*Problem statement*
Repeat the listing in full. Nothing may be added or left out.

..........

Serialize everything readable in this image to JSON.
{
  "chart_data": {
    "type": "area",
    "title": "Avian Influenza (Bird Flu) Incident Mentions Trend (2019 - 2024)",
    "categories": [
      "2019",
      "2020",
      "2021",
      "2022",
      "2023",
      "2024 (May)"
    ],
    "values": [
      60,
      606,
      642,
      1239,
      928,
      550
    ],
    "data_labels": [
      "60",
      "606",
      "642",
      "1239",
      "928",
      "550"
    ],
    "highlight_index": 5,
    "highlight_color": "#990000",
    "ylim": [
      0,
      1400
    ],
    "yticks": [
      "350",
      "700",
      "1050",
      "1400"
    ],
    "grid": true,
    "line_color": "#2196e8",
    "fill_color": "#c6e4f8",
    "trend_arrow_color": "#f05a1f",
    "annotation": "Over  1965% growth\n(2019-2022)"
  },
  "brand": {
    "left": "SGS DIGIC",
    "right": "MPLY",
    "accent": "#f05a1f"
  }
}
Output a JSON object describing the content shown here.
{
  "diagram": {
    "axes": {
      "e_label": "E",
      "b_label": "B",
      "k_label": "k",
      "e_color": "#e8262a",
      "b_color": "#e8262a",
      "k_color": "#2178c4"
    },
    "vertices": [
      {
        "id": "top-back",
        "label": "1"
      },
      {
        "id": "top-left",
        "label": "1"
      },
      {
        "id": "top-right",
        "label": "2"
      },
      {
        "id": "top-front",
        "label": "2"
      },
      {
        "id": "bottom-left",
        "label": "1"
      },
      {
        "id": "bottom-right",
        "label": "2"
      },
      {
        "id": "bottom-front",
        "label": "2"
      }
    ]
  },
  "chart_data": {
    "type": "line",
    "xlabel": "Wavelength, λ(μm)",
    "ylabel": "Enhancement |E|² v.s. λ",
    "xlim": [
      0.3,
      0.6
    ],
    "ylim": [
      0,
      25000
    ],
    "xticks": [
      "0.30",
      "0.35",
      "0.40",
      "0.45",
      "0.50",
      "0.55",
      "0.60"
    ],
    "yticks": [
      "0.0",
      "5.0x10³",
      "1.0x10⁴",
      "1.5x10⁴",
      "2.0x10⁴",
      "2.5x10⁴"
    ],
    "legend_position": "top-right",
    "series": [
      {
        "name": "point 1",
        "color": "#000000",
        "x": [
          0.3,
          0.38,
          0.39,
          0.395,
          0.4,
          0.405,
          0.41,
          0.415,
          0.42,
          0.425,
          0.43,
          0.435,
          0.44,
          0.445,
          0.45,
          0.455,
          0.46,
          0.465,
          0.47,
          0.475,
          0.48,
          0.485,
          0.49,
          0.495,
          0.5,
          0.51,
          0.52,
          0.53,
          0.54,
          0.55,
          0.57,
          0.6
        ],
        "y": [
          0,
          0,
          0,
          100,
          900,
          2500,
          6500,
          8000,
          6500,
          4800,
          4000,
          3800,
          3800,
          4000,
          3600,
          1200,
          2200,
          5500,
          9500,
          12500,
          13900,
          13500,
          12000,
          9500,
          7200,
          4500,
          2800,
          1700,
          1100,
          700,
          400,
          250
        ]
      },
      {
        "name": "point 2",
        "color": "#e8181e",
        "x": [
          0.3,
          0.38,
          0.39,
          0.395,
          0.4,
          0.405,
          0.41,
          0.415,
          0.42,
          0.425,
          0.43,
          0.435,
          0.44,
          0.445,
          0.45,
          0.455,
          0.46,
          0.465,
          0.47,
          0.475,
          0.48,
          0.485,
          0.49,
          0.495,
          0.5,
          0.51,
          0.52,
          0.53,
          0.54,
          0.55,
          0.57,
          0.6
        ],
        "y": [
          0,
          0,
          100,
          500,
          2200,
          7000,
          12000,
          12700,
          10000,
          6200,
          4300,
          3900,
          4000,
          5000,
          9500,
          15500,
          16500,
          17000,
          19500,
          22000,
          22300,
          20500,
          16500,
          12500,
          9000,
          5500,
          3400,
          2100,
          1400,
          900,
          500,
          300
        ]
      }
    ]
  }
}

..........

*Solution*
Serialize everything readable in this image to JSON.
{
  "chart_data": {
    "type": "area",
    "title": "Avian Influenza (Bird Flu) Incident Mentions Trend (2019 - 2024)",
    "categories": [
      "2019",
      "2020",
      "2021",
      "2022",
      "2023",
      "2024 (May)"
    ],
    "values": [
      60,
      606,
      642,
      1239,
      928,
      550
    ],
    "data_labels": [
      "60",
      "606",
      "642",
      "1239",
      "928",
      "550"
    ],
    "highlight_index": 5,
    "highlight_color": "#990000",
    "ylim": [
      0,
      1400
    ],
    "yticks": [
      "350",
      "700",
      "1050",
      "1400"
    ],
    "grid": true,
    "line_color": "#2196e8",
    "fill_color": "#c6e4f8",
    "trend_arrow_color": "#f05a1f",
    "annotation": "Over  1965% growth\n(2019-2022)"
  },
  "brand": {
    "left": "SGS DIGIC",
    "right": "MPLY",
    "accent": "#f05a1f"
  }
}
Output a JSON object describing the content shown here.
{
  "diagram": {
    "axes": {
      "e_label": "E",
      "b_label": "B",
      "k_label": "k",
      "e_color": "#e8262a",
      "b_color": "#e8262a",
      "k_color": "#2178c4"
    },
    "vertices": [
      {
        "id": "top-back",
        "label": "1"
      },
      {
        "id": "top-left",
        "label": "1"
      },
      {
        "id": "top-right",
        "label": "2"
      },
      {
        "id": "top-front",
        "label": "2"
      },
      {
        "id": "bottom-left",
        "label": "1"
      },
      {
        "id": "bottom-right",
        "label": "2"
      },
      {
        "id": "bottom-front",
        "label": "2"
      }
    ]
  },
  "chart_data": {
    "type": "line",
    "xlabel": "Wavelength, λ(μm)",
    "ylabel": "Enhancement |E|² v.s. λ",
    "xlim": [
      0.3,
      0.6
    ],
    "ylim": [
      0,
      25000
    ],
    "xticks": [
      "0.30",
      "0.35",
      "0.40",
      "0.45",
      "0.50",
      "0.55",
      "0.60"
    ],
    "yticks": [
      "0.0",
      "5.0x10³",
      "1.0x10⁴",
      "1.5x10⁴",
      "2.0x10⁴",
      "2.5x10⁴"
    ],
    "legend_position": "top-right",
    "series": [
      {
        "name": "point 1",
        "color": "#000000",
        "x": [
          0.3,
          0.38,
          0.39,
          0.395,
          0.4,
          0.405,
          0.41,
          0.415,
          0.42,
          0.425,
          0.43,
          0.435,
          0.44,
          0.445,
          0.45,
          0.455,
          0.46,
          0.465,
          0.47,
          0.475,
          0.48,
          0.485,
          0.49,
          0.495,
          0.5,
          0.51,
          0.52,
          0.53,
          0.54,
          0.55,
          0.57,
          0.6
        ],
        "y": [
          0,
          0,
          0,
          100,
          900,
          2500,
          6500,
          8000,
          6500,
          4800,
          4000,
          3800,
          3800,
          4000,
          3600,
          1200,
          2200,
          5500,
          9500,
          12500,
          13900,
          13500,
          12000,
          9500,
          7200,
          4500,
          2800,
          1700,
          1100,
          700,
          400,
          250
        ]
      },
      {
        "name": "point 2",
        "color": "#e8181e",
        "x": [
          0.3,
          0.38,
          0.39,
          0.395,
          0.4,
          0.405,
          0.41,
          0.415,
          0.42,
          0.425,
          0.43,
          0.435,
          0.44,
          0.445,
          0.45,
          0.455,
          0.46,
          0.465,
          0.47,
          0.475,
          0.48,
          0.485,
          0.49,
          0.495,
          0.5,
          0.51,
          0.52,
          0.53,
          0.54,
          0.55,
          0.57,
          0.6
        ],
        "y": [
          0,
          0,
          100,
          500,
          2200,
          7000,
          12000,
          12700,
          10000,
          6200,
          4300,
          3900,
          4000,
          5000,
          9500,
          15500,
          16500,
          17000,
          19500,
          22000,
          22300,
          20500,
          16500,
          12500,
          9000,
          5500,
          3400,
          2100,
          1400,
          900,
          500,
          300
        ]
      }
    ]
  }
}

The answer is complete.